Stored items.
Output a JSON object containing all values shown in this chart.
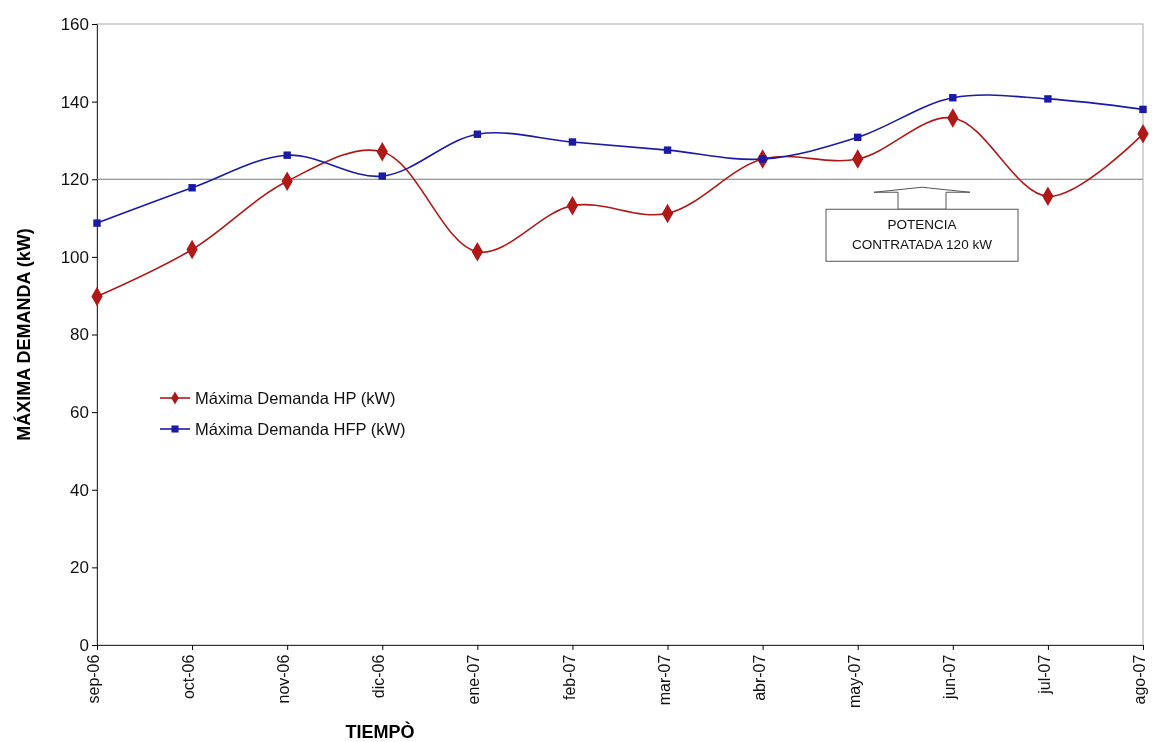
{
  "chart_data": {
    "type": "line",
    "xlabel": "TIEMPÒ",
    "ylabel": "MÁXIMA DEMANDA (kW)",
    "categories": [
      "sep-06",
      "oct-06",
      "nov-06",
      "dic-06",
      "ene-07",
      "feb-07",
      "mar-07",
      "abr-07",
      "may-07",
      "jun-07",
      "jul-07",
      "ago-07"
    ],
    "series": [
      {
        "name": "Máxima Demanda HP (kW)",
        "color": "#b01818",
        "marker": "diamond",
        "values": [
          89.8,
          101.9,
          119.5,
          127.1,
          101.3,
          113.2,
          111.2,
          125.2,
          125.2,
          135.8,
          115.6,
          131.7
        ]
      },
      {
        "name": "Máxima Demanda HFP (kW)",
        "color": "#1a1aa6",
        "marker": "square",
        "values": [
          108.7,
          117.8,
          126.2,
          120.8,
          131.6,
          129.6,
          127.5,
          125.2,
          130.8,
          141,
          140.7,
          138
        ]
      }
    ],
    "ylim": [
      0,
      160
    ],
    "yticks": [
      0,
      20,
      40,
      60,
      80,
      100,
      120,
      140,
      160
    ],
    "ref_lines": [
      {
        "axis": "y",
        "value": 120,
        "label": "POTENCIA\nCONTRATADA 120 kW",
        "color": "#777777"
      }
    ],
    "legend": "left",
    "grid": false
  }
}
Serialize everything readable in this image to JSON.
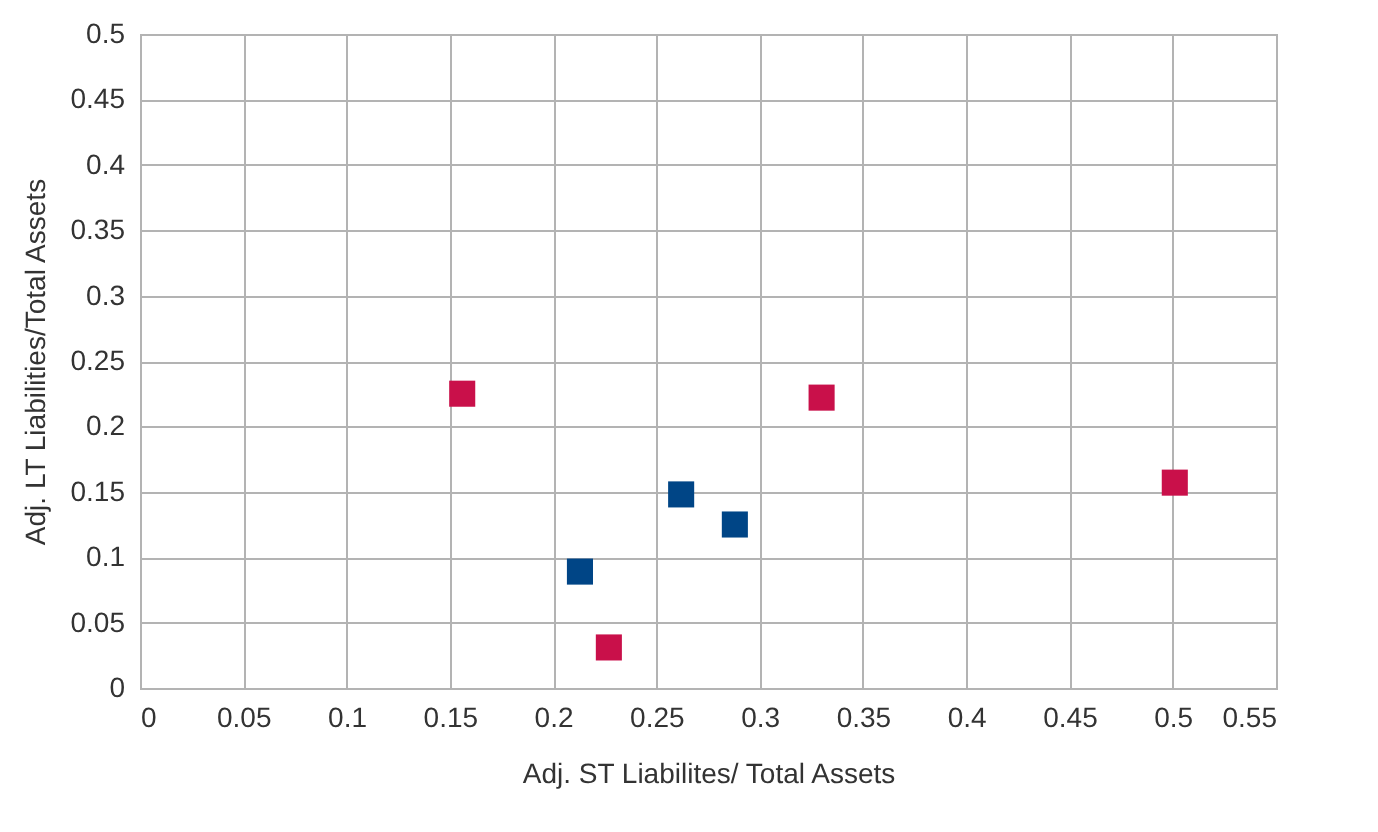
{
  "chart_data": {
    "type": "scatter",
    "xlabel": "Adj. ST Liabilites/ Total Assets",
    "ylabel": "Adj. LT Liabilities/Total Assets",
    "series": [
      {
        "color": "#c9104a",
        "x": [
          0.156,
          0.227,
          0.33,
          0.501
        ],
        "values": [
          0.225,
          0.031,
          0.222,
          0.157
        ]
      },
      {
        "color": "#004586",
        "x": [
          0.213,
          0.262,
          0.288
        ],
        "values": [
          0.089,
          0.148,
          0.125
        ]
      }
    ],
    "xlim": [
      0,
      0.55
    ],
    "xticks": [
      0,
      0.05,
      0.1,
      0.15,
      0.2,
      0.25,
      0.3,
      0.35,
      0.4,
      0.45,
      0.5,
      0.55
    ],
    "ylim": [
      0,
      0.5
    ],
    "yticks": [
      0,
      0.05,
      0.1,
      0.15,
      0.2,
      0.25,
      0.3,
      0.35,
      0.4,
      0.45,
      0.5
    ],
    "grid": true,
    "marker": "square"
  }
}
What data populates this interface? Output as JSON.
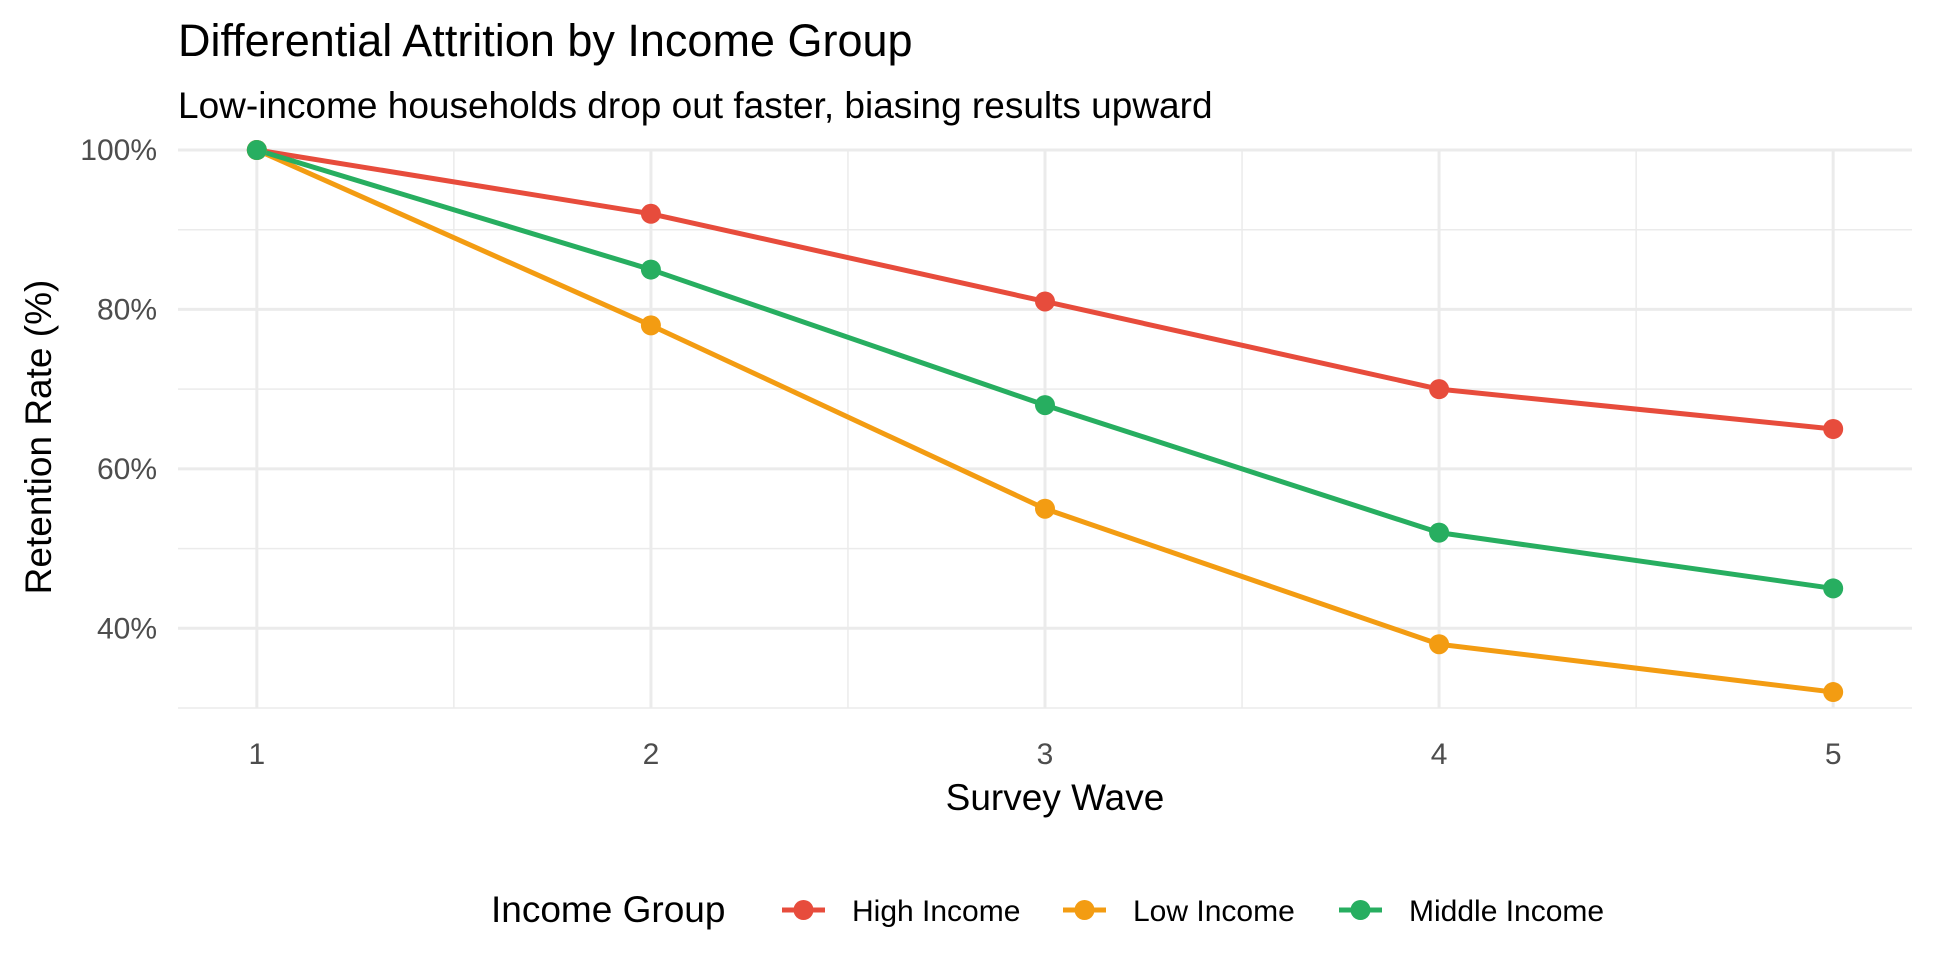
{
  "chart_data": {
    "type": "line",
    "title": "Differential Attrition by Income Group",
    "subtitle": "Low-income households drop out faster, biasing results upward",
    "xlabel": "Survey Wave",
    "ylabel": "Retention Rate (%)",
    "x": [
      1,
      2,
      3,
      4,
      5
    ],
    "x_tick_labels": [
      "1",
      "2",
      "3",
      "4",
      "5"
    ],
    "xlim": [
      0.8,
      5.2
    ],
    "ylim": [
      30,
      100
    ],
    "y_ticks": [
      40,
      60,
      80,
      100
    ],
    "y_tick_labels": [
      "40%",
      "60%",
      "80%",
      "100%"
    ],
    "grid": true,
    "legend": {
      "title": "Income Group",
      "position": "bottom"
    },
    "series": [
      {
        "name": "High Income",
        "color": "#e74c3c",
        "values": [
          100,
          92,
          81,
          70,
          65
        ]
      },
      {
        "name": "Low Income",
        "color": "#f39c12",
        "values": [
          100,
          78,
          55,
          38,
          32
        ]
      },
      {
        "name": "Middle Income",
        "color": "#27ae60",
        "values": [
          100,
          85,
          68,
          52,
          45
        ]
      }
    ]
  }
}
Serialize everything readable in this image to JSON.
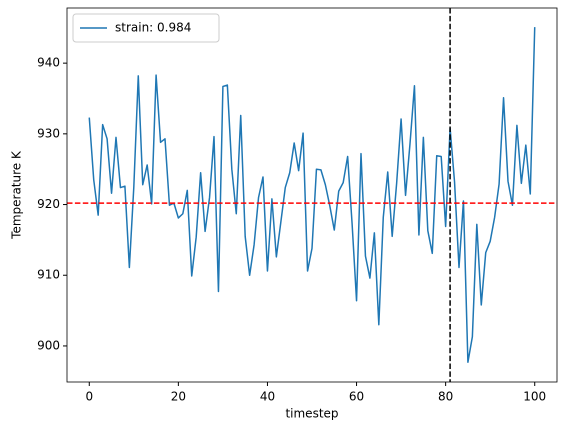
{
  "chart_data": {
    "type": "line",
    "xlabel": "timestep",
    "ylabel": "Temperature K",
    "xlim": [
      -5,
      105
    ],
    "ylim": [
      894.9,
      947.8
    ],
    "xticks": [
      0,
      20,
      40,
      60,
      80,
      100
    ],
    "yticks": [
      900,
      910,
      920,
      930,
      940
    ],
    "grid": false,
    "legend": "upper left",
    "hlines": [
      {
        "value": 920.2,
        "color": "#ff0000"
      }
    ],
    "vlines": [
      {
        "value": 81,
        "color": "#000000"
      }
    ],
    "series": [
      {
        "name": "strain: 0.984",
        "color": "#1f77b4",
        "x": [
          0,
          1,
          2,
          3,
          4,
          5,
          6,
          7,
          8,
          9,
          10,
          11,
          12,
          13,
          14,
          15,
          16,
          17,
          18,
          19,
          20,
          21,
          22,
          23,
          24,
          25,
          26,
          27,
          28,
          29,
          30,
          31,
          32,
          33,
          34,
          35,
          36,
          37,
          38,
          39,
          40,
          41,
          42,
          43,
          44,
          45,
          46,
          47,
          48,
          49,
          50,
          51,
          52,
          53,
          54,
          55,
          56,
          57,
          58,
          59,
          60,
          61,
          62,
          63,
          64,
          65,
          66,
          67,
          68,
          69,
          70,
          71,
          72,
          73,
          74,
          75,
          76,
          77,
          78,
          79,
          80,
          81,
          82,
          83,
          84,
          85,
          86,
          87,
          88,
          89,
          90,
          91,
          92,
          93,
          94,
          95,
          96,
          97,
          98,
          99,
          100
        ],
        "values": [
          932.3,
          923.5,
          918.5,
          931.3,
          929.3,
          921.6,
          929.5,
          922.4,
          922.6,
          911.1,
          922.5,
          938.2,
          922.8,
          925.6,
          920.1,
          938.3,
          928.8,
          929.3,
          919.9,
          920.2,
          918.1,
          918.7,
          922.0,
          909.9,
          915.4,
          924.5,
          916.2,
          921.0,
          929.6,
          907.7,
          936.7,
          936.9,
          925.0,
          918.7,
          932.6,
          915.5,
          910.0,
          914.3,
          921.0,
          923.9,
          910.6,
          920.8,
          912.6,
          917.5,
          922.4,
          924.5,
          928.7,
          924.8,
          930.1,
          910.6,
          913.8,
          925.0,
          924.9,
          922.8,
          919.8,
          916.4,
          921.9,
          923.1,
          926.8,
          917.3,
          906.4,
          927.2,
          912.7,
          909.6,
          916.0,
          903.0,
          918.2,
          924.6,
          915.5,
          923.0,
          932.1,
          921.3,
          928.6,
          936.8,
          915.7,
          929.5,
          916.3,
          913.1,
          926.9,
          926.8,
          916.9,
          930.8,
          923.2,
          911.1,
          920.5,
          897.7,
          901.3,
          917.2,
          905.8,
          913.2,
          914.8,
          918.2,
          922.9,
          935.1,
          923.3,
          919.9,
          931.2,
          923.0,
          928.4,
          921.5,
          945.1
        ]
      }
    ]
  }
}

PROBLEM TO SOLVE.
Reproduce each line exactly, please, except for any pictures.

COMPLETED EXERCISE.
Output a JSON object containing all values shown in this chart.
{
  "chart_data": {
    "type": "line",
    "xlabel": "TIEMPÒ",
    "ylabel": "MÁXIMA DEMANDA (kW)",
    "categories": [
      "sep-06",
      "oct-06",
      "nov-06",
      "dic-06",
      "ene-07",
      "feb-07",
      "mar-07",
      "abr-07",
      "may-07",
      "jun-07",
      "jul-07",
      "ago-07"
    ],
    "series": [
      {
        "name": "Máxima Demanda HP (kW)",
        "color": "#b01818",
        "marker": "diamond",
        "values": [
          89.8,
          101.9,
          119.5,
          127.1,
          101.3,
          113.2,
          111.2,
          125.2,
          125.2,
          135.8,
          115.6,
          131.7
        ]
      },
      {
        "name": "Máxima Demanda HFP (kW)",
        "color": "#1a1aa6",
        "marker": "square",
        "values": [
          108.7,
          117.8,
          126.2,
          120.8,
          131.6,
          129.6,
          127.5,
          125.2,
          130.8,
          141,
          140.7,
          138
        ]
      }
    ],
    "ylim": [
      0,
      160
    ],
    "yticks": [
      0,
      20,
      40,
      60,
      80,
      100,
      120,
      140,
      160
    ],
    "ref_lines": [
      {
        "axis": "y",
        "value": 120,
        "label": "POTENCIA\nCONTRATADA 120 kW",
        "color": "#777777"
      }
    ],
    "legend": "left",
    "grid": false
  }
}
Serialize everything readable in this image to JSON.
{
  "chart_data": {
    "type": "scatter",
    "xlabel": "Adj. ST Liabilites/ Total Assets",
    "ylabel": "Adj. LT Liabilities/Total Assets",
    "series": [
      {
        "color": "#c9104a",
        "x": [
          0.156,
          0.227,
          0.33,
          0.501
        ],
        "values": [
          0.225,
          0.031,
          0.222,
          0.157
        ]
      },
      {
        "color": "#004586",
        "x": [
          0.213,
          0.262,
          0.288
        ],
        "values": [
          0.089,
          0.148,
          0.125
        ]
      }
    ],
    "xlim": [
      0,
      0.55
    ],
    "xticks": [
      0,
      0.05,
      0.1,
      0.15,
      0.2,
      0.25,
      0.3,
      0.35,
      0.4,
      0.45,
      0.5,
      0.55
    ],
    "ylim": [
      0,
      0.5
    ],
    "yticks": [
      0,
      0.05,
      0.1,
      0.15,
      0.2,
      0.25,
      0.3,
      0.35,
      0.4,
      0.45,
      0.5
    ],
    "grid": true,
    "marker": "square"
  }
}
What data populates this interface? Output as JSON.
{
  "chart_data": {
    "type": "line",
    "title": "Differential Attrition by Income Group",
    "subtitle": "Low-income households drop out faster, biasing results upward",
    "xlabel": "Survey Wave",
    "ylabel": "Retention Rate (%)",
    "x": [
      1,
      2,
      3,
      4,
      5
    ],
    "x_tick_labels": [
      "1",
      "2",
      "3",
      "4",
      "5"
    ],
    "xlim": [
      0.8,
      5.2
    ],
    "ylim": [
      30,
      100
    ],
    "y_ticks": [
      40,
      60,
      80,
      100
    ],
    "y_tick_labels": [
      "40%",
      "60%",
      "80%",
      "100%"
    ],
    "grid": true,
    "legend": {
      "title": "Income Group",
      "position": "bottom"
    },
    "series": [
      {
        "name": "High Income",
        "color": "#e74c3c",
        "values": [
          100,
          92,
          81,
          70,
          65
        ]
      },
      {
        "name": "Low Income",
        "color": "#f39c12",
        "values": [
          100,
          78,
          55,
          38,
          32
        ]
      },
      {
        "name": "Middle Income",
        "color": "#27ae60",
        "values": [
          100,
          85,
          68,
          52,
          45
        ]
      }
    ]
  }
}
Serialize everything readable in this image to JSON.
{
  "chart_data": {
    "type": "line",
    "xlabel": "timestep",
    "ylabel": "Temperature K",
    "xlim": [
      -5,
      105
    ],
    "ylim": [
      894.9,
      947.8
    ],
    "xticks": [
      0,
      20,
      40,
      60,
      80,
      100
    ],
    "yticks": [
      900,
      910,
      920,
      930,
      940
    ],
    "grid": false,
    "legend": "upper left",
    "hlines": [
      {
        "value": 920.2,
        "color": "#ff0000"
      }
    ],
    "vlines": [
      {
        "value": 81,
        "color": "#000000"
      }
    ],
    "series": [
      {
        "name": "strain: 0.984",
        "color": "#1f77b4",
        "x": [
          0,
          1,
          2,
          3,
          4,
          5,
          6,
          7,
          8,
          9,
          10,
          11,
          12,
          13,
          14,
          15,
          16,
          17,
          18,
          19,
          20,
          21,
          22,
          23,
          24,
          25,
          26,
          27,
          28,
          29,
          30,
          31,
          32,
          33,
          34,
          35,
          36,
          37,
          38,
          39,
          40,
          41,
          42,
          43,
          44,
          45,
          46,
          47,
          48,
          49,
          50,
          51,
          52,
          53,
          54,
          55,
          56,
          57,
          58,
          59,
          60,
          61,
          62,
          63,
          64,
          65,
          66,
          67,
          68,
          69,
          70,
          71,
          72,
          73,
          74,
          75,
          76,
          77,
          78,
          79,
          80,
          81,
          82,
          83,
          84,
          85,
          86,
          87,
          88,
          89,
          90,
          91,
          92,
          93,
          94,
          95,
          96,
          97,
          98,
          99,
          100
        ],
        "values": [
          932.3,
          923.5,
          918.5,
          931.3,
          929.3,
          921.6,
          929.5,
          922.4,
          922.6,
          911.1,
          922.5,
          938.2,
          922.8,
          925.6,
          920.1,
          938.3,
          928.8,
          929.3,
          919.9,
          920.2,
          918.1,
          918.7,
          922.0,
          909.9,
          915.4,
          924.5,
          916.2,
          921.0,
          929.6,
          907.7,
          936.7,
          936.9,
          925.0,
          918.7,
          932.6,
          915.5,
          910.0,
          914.3,
          921.0,
          923.9,
          910.6,
          920.8,
          912.6,
          917.5,
          922.4,
          924.5,
          928.7,
          924.8,
          930.1,
          910.6,
          913.8,
          925.0,
          924.9,
          922.8,
          919.8,
          916.4,
          921.9,
          923.1,
          926.8,
          917.3,
          906.4,
          927.2,
          912.7,
          909.6,
          916.0,
          903.0,
          918.2,
          924.6,
          915.5,
          923.0,
          932.1,
          921.3,
          928.6,
          936.8,
          915.7,
          929.5,
          916.3,
          913.1,
          926.9,
          926.8,
          916.9,
          930.8,
          923.2,
          911.1,
          920.5,
          897.7,
          901.3,
          917.2,
          905.8,
          913.2,
          914.8,
          918.2,
          922.9,
          935.1,
          923.3,
          919.9,
          931.2,
          923.0,
          928.4,
          921.5,
          945.1
        ]
      }
    ]
  }
}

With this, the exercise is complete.